[Collected data]
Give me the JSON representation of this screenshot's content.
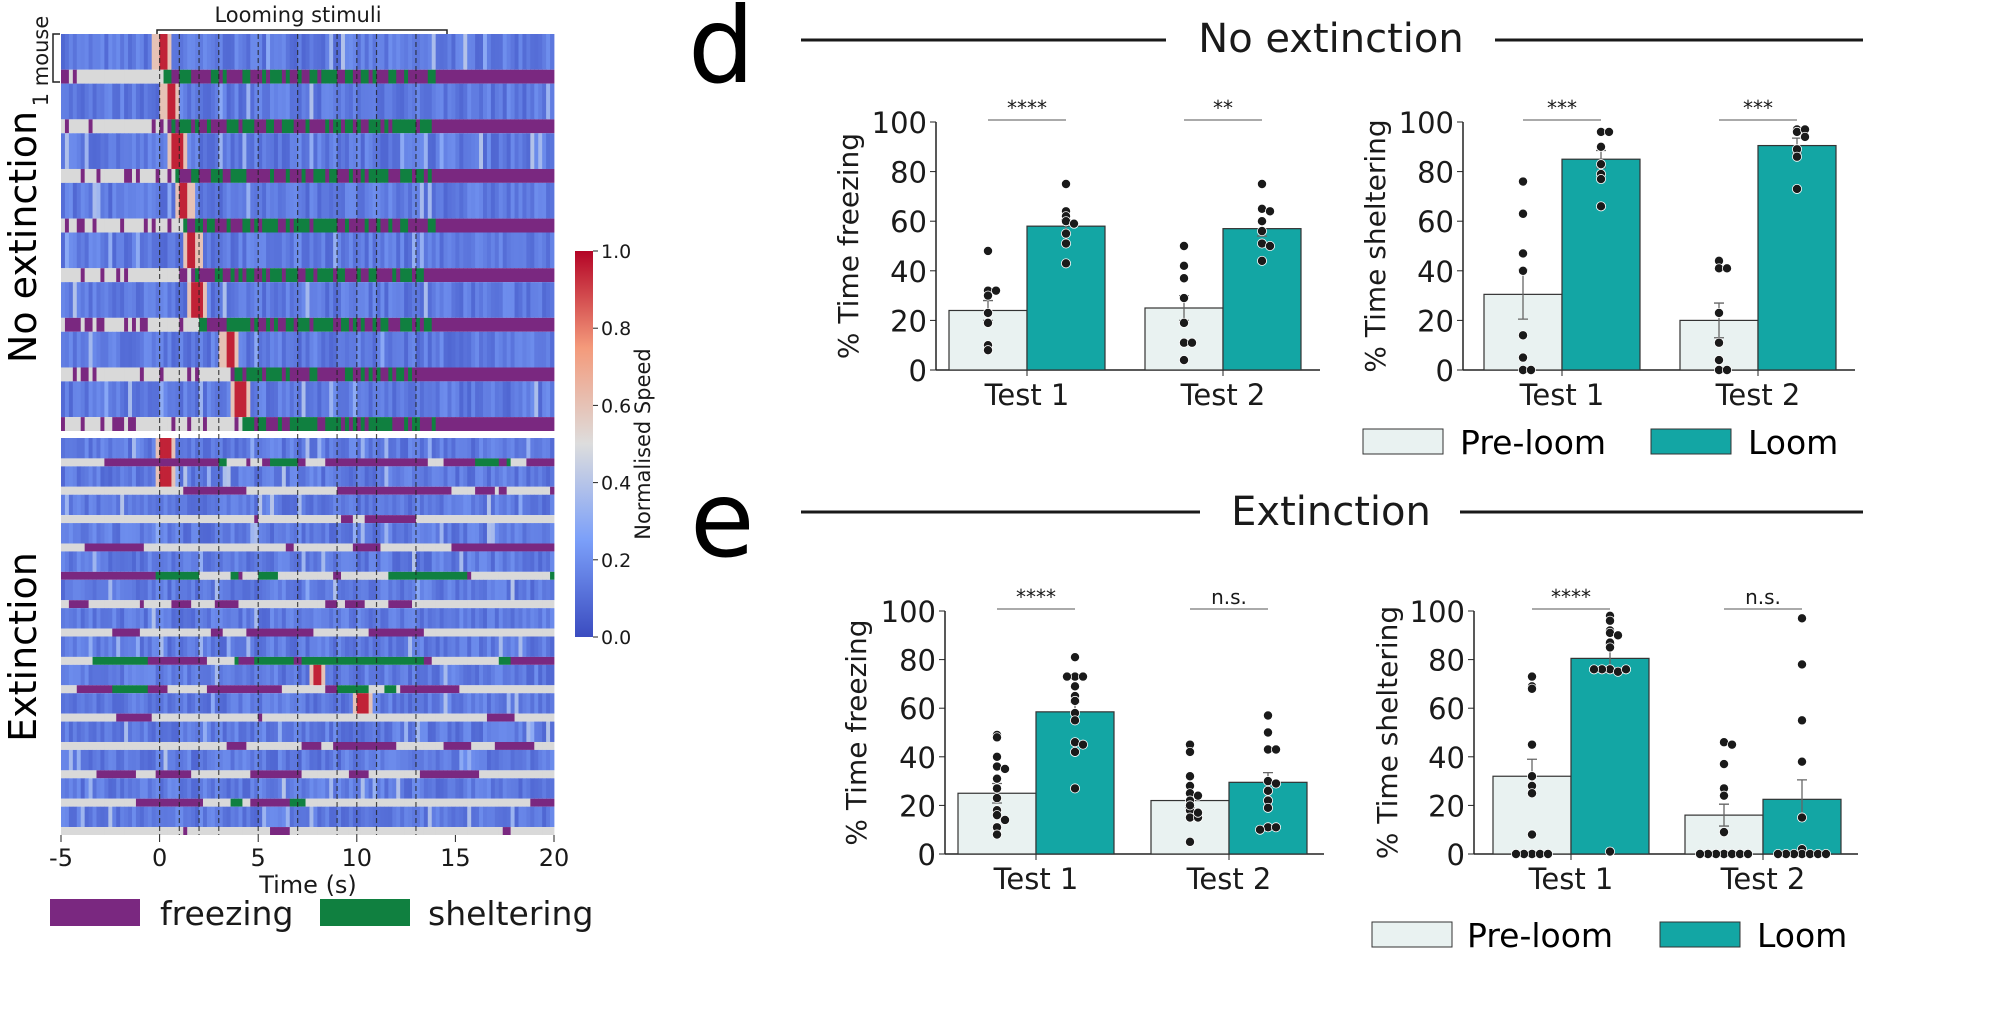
{
  "panel_letters": {
    "d": "d",
    "e": "e"
  },
  "section_titles": {
    "d": "No extinction",
    "e": "Extinction"
  },
  "legend_bars": {
    "pre": "Pre-loom",
    "loom": "Loom"
  },
  "colors": {
    "pre": "#e9f2f1",
    "loom": "#13a6a4",
    "freezing": "#7a2880",
    "sheltering": "#108040",
    "neutral": "#d9d9d9",
    "dots": "#1a1a1a"
  },
  "chart_data": [
    {
      "type": "heatmap",
      "title": "Looming stimuli",
      "group_labels": [
        "No extinction",
        "Extinction"
      ],
      "mice_per_group": [
        8,
        14
      ],
      "row_label": "1 mouse",
      "xlabel": "Time (s)",
      "xlim": [
        -5,
        20
      ],
      "xticks": [
        "-5",
        "0",
        "5",
        "10",
        "15",
        "20"
      ],
      "looming_times_s": [
        0,
        1,
        2,
        3,
        5,
        7,
        9,
        10,
        11,
        13
      ],
      "colorbar": {
        "label": "Normalised Speed",
        "range": [
          0,
          1
        ],
        "ticks": [
          "0.0",
          "0.2",
          "0.4",
          "0.6",
          "0.8",
          "1.0"
        ],
        "colormap": "coolwarm"
      },
      "legend": [
        {
          "label": "freezing"
        },
        {
          "label": "sheltering"
        }
      ]
    },
    {
      "type": "bar",
      "panel": "d-freezing",
      "ylabel": "% Time freezing",
      "ylim": [
        0,
        100
      ],
      "yticks": [
        "0",
        "20",
        "40",
        "60",
        "80",
        "100"
      ],
      "categories": [
        "Test 1",
        "Test 2"
      ],
      "series": [
        {
          "name": "Pre-loom",
          "values": [
            24,
            25
          ],
          "sem": [
            4,
            5
          ],
          "points": [
            [
              48,
              32,
              32,
              30,
              23,
              19,
              10,
              8
            ],
            [
              50,
              42,
              37,
              29,
              19,
              11,
              11,
              4
            ]
          ]
        },
        {
          "name": "Loom",
          "values": [
            58,
            57
          ],
          "sem": [
            2.5,
            3
          ],
          "points": [
            [
              75,
              64,
              62,
              60,
              59,
              55,
              51,
              43
            ],
            [
              75,
              65,
              64,
              60,
              56,
              51,
              50,
              44
            ]
          ]
        }
      ],
      "significance": [
        "****",
        "**"
      ]
    },
    {
      "type": "bar",
      "panel": "d-sheltering",
      "ylabel": "% Time sheltering",
      "ylim": [
        0,
        100
      ],
      "yticks": [
        "0",
        "20",
        "40",
        "60",
        "80",
        "100"
      ],
      "categories": [
        "Test 1",
        "Test 2"
      ],
      "series": [
        {
          "name": "Pre-loom",
          "values": [
            30.5,
            20
          ],
          "sem": [
            10,
            7
          ],
          "points": [
            [
              76,
              63,
              47,
              40,
              14,
              5,
              0,
              0
            ],
            [
              44,
              41,
              41,
              23,
              11,
              4,
              0,
              0
            ]
          ]
        },
        {
          "name": "Loom",
          "values": [
            85,
            90.5
          ],
          "sem": [
            3.5,
            3
          ],
          "points": [
            [
              96,
              96,
              90,
              83,
              79,
              77,
              66
            ],
            [
              97,
              96,
              97,
              94,
              89,
              86,
              73
            ]
          ]
        }
      ],
      "significance": [
        "***",
        "***"
      ]
    },
    {
      "type": "bar",
      "panel": "e-freezing",
      "ylabel": "% Time freezing",
      "ylim": [
        0,
        100
      ],
      "yticks": [
        "0",
        "20",
        "40",
        "60",
        "80",
        "100"
      ],
      "categories": [
        "Test 1",
        "Test 2"
      ],
      "series": [
        {
          "name": "Pre-loom",
          "values": [
            25,
            22
          ],
          "sem": [
            4,
            3
          ],
          "points": [
            [
              49,
              48,
              40,
              36,
              35,
              31,
              27,
              23,
              18,
              16,
              14,
              11,
              8
            ],
            [
              45,
              42,
              32,
              28,
              25,
              22,
              18,
              15,
              15,
              5,
              20,
              24,
              17
            ]
          ]
        },
        {
          "name": "Loom",
          "values": [
            58.5,
            29.5
          ],
          "sem": [
            4,
            4
          ],
          "points": [
            [
              81,
              73,
              73,
              73,
              69,
              65,
              63,
              58,
              55,
              46,
              45,
              42,
              27
            ],
            [
              57,
              50,
              43,
              43,
              30,
              29,
              26,
              22,
              19,
              11,
              11,
              10
            ]
          ]
        }
      ],
      "significance": [
        "****",
        "n.s."
      ]
    },
    {
      "type": "bar",
      "panel": "e-sheltering",
      "ylabel": "% Time sheltering",
      "ylim": [
        0,
        100
      ],
      "yticks": [
        "0",
        "20",
        "40",
        "60",
        "80",
        "100"
      ],
      "categories": [
        "Test 1",
        "Test 2"
      ],
      "series": [
        {
          "name": "Pre-loom",
          "values": [
            32,
            16
          ],
          "sem": [
            7,
            4.5
          ],
          "points": [
            [
              73,
              69,
              68,
              45,
              32,
              28,
              25,
              8,
              0,
              0,
              0,
              0,
              0
            ],
            [
              46,
              45,
              37,
              27,
              24,
              9,
              0,
              0,
              0,
              0,
              0,
              0,
              0
            ]
          ]
        },
        {
          "name": "Loom",
          "values": [
            80.5,
            22.5
          ],
          "sem": [
            6,
            8
          ],
          "points": [
            [
              98,
              96,
              92,
              91,
              90,
              87,
              85,
              76,
              75,
              76,
              76,
              76,
              1
            ],
            [
              97,
              78,
              55,
              38,
              15,
              2,
              0,
              0,
              0,
              0,
              0,
              0,
              0
            ]
          ]
        }
      ],
      "significance": [
        "****",
        "n.s."
      ]
    }
  ]
}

▸ **Stated problem**
Repeat every record precisely. Any picture among them stays out of the copy.

▸ **Response below**
Give me the JSON representation of this screenshot's content.
{
  "panel_letters": {
    "d": "d",
    "e": "e"
  },
  "section_titles": {
    "d": "No extinction",
    "e": "Extinction"
  },
  "legend_bars": {
    "pre": "Pre-loom",
    "loom": "Loom"
  },
  "colors": {
    "pre": "#e9f2f1",
    "loom": "#13a6a4",
    "freezing": "#7a2880",
    "sheltering": "#108040",
    "neutral": "#d9d9d9",
    "dots": "#1a1a1a"
  },
  "chart_data": [
    {
      "type": "heatmap",
      "title": "Looming stimuli",
      "group_labels": [
        "No extinction",
        "Extinction"
      ],
      "mice_per_group": [
        8,
        14
      ],
      "row_label": "1 mouse",
      "xlabel": "Time (s)",
      "xlim": [
        -5,
        20
      ],
      "xticks": [
        "-5",
        "0",
        "5",
        "10",
        "15",
        "20"
      ],
      "looming_times_s": [
        0,
        1,
        2,
        3,
        5,
        7,
        9,
        10,
        11,
        13
      ],
      "colorbar": {
        "label": "Normalised Speed",
        "range": [
          0,
          1
        ],
        "ticks": [
          "0.0",
          "0.2",
          "0.4",
          "0.6",
          "0.8",
          "1.0"
        ],
        "colormap": "coolwarm"
      },
      "legend": [
        {
          "label": "freezing"
        },
        {
          "label": "sheltering"
        }
      ]
    },
    {
      "type": "bar",
      "panel": "d-freezing",
      "ylabel": "% Time freezing",
      "ylim": [
        0,
        100
      ],
      "yticks": [
        "0",
        "20",
        "40",
        "60",
        "80",
        "100"
      ],
      "categories": [
        "Test 1",
        "Test 2"
      ],
      "series": [
        {
          "name": "Pre-loom",
          "values": [
            24,
            25
          ],
          "sem": [
            4,
            5
          ],
          "points": [
            [
              48,
              32,
              32,
              30,
              23,
              19,
              10,
              8
            ],
            [
              50,
              42,
              37,
              29,
              19,
              11,
              11,
              4
            ]
          ]
        },
        {
          "name": "Loom",
          "values": [
            58,
            57
          ],
          "sem": [
            2.5,
            3
          ],
          "points": [
            [
              75,
              64,
              62,
              60,
              59,
              55,
              51,
              43
            ],
            [
              75,
              65,
              64,
              60,
              56,
              51,
              50,
              44
            ]
          ]
        }
      ],
      "significance": [
        "****",
        "**"
      ]
    },
    {
      "type": "bar",
      "panel": "d-sheltering",
      "ylabel": "% Time sheltering",
      "ylim": [
        0,
        100
      ],
      "yticks": [
        "0",
        "20",
        "40",
        "60",
        "80",
        "100"
      ],
      "categories": [
        "Test 1",
        "Test 2"
      ],
      "series": [
        {
          "name": "Pre-loom",
          "values": [
            30.5,
            20
          ],
          "sem": [
            10,
            7
          ],
          "points": [
            [
              76,
              63,
              47,
              40,
              14,
              5,
              0,
              0
            ],
            [
              44,
              41,
              41,
              23,
              11,
              4,
              0,
              0
            ]
          ]
        },
        {
          "name": "Loom",
          "values": [
            85,
            90.5
          ],
          "sem": [
            3.5,
            3
          ],
          "points": [
            [
              96,
              96,
              90,
              83,
              79,
              77,
              66
            ],
            [
              97,
              96,
              97,
              94,
              89,
              86,
              73
            ]
          ]
        }
      ],
      "significance": [
        "***",
        "***"
      ]
    },
    {
      "type": "bar",
      "panel": "e-freezing",
      "ylabel": "% Time freezing",
      "ylim": [
        0,
        100
      ],
      "yticks": [
        "0",
        "20",
        "40",
        "60",
        "80",
        "100"
      ],
      "categories": [
        "Test 1",
        "Test 2"
      ],
      "series": [
        {
          "name": "Pre-loom",
          "values": [
            25,
            22
          ],
          "sem": [
            4,
            3
          ],
          "points": [
            [
              49,
              48,
              40,
              36,
              35,
              31,
              27,
              23,
              18,
              16,
              14,
              11,
              8
            ],
            [
              45,
              42,
              32,
              28,
              25,
              22,
              18,
              15,
              15,
              5,
              20,
              24,
              17
            ]
          ]
        },
        {
          "name": "Loom",
          "values": [
            58.5,
            29.5
          ],
          "sem": [
            4,
            4
          ],
          "points": [
            [
              81,
              73,
              73,
              73,
              69,
              65,
              63,
              58,
              55,
              46,
              45,
              42,
              27
            ],
            [
              57,
              50,
              43,
              43,
              30,
              29,
              26,
              22,
              19,
              11,
              11,
              10
            ]
          ]
        }
      ],
      "significance": [
        "****",
        "n.s."
      ]
    },
    {
      "type": "bar",
      "panel": "e-sheltering",
      "ylabel": "% Time sheltering",
      "ylim": [
        0,
        100
      ],
      "yticks": [
        "0",
        "20",
        "40",
        "60",
        "80",
        "100"
      ],
      "categories": [
        "Test 1",
        "Test 2"
      ],
      "series": [
        {
          "name": "Pre-loom",
          "values": [
            32,
            16
          ],
          "sem": [
            7,
            4.5
          ],
          "points": [
            [
              73,
              69,
              68,
              45,
              32,
              28,
              25,
              8,
              0,
              0,
              0,
              0,
              0
            ],
            [
              46,
              45,
              37,
              27,
              24,
              9,
              0,
              0,
              0,
              0,
              0,
              0,
              0
            ]
          ]
        },
        {
          "name": "Loom",
          "values": [
            80.5,
            22.5
          ],
          "sem": [
            6,
            8
          ],
          "points": [
            [
              98,
              96,
              92,
              91,
              90,
              87,
              85,
              76,
              75,
              76,
              76,
              76,
              1
            ],
            [
              97,
              78,
              55,
              38,
              15,
              2,
              0,
              0,
              0,
              0,
              0,
              0,
              0
            ]
          ]
        }
      ],
      "significance": [
        "****",
        "n.s."
      ]
    }
  ]
}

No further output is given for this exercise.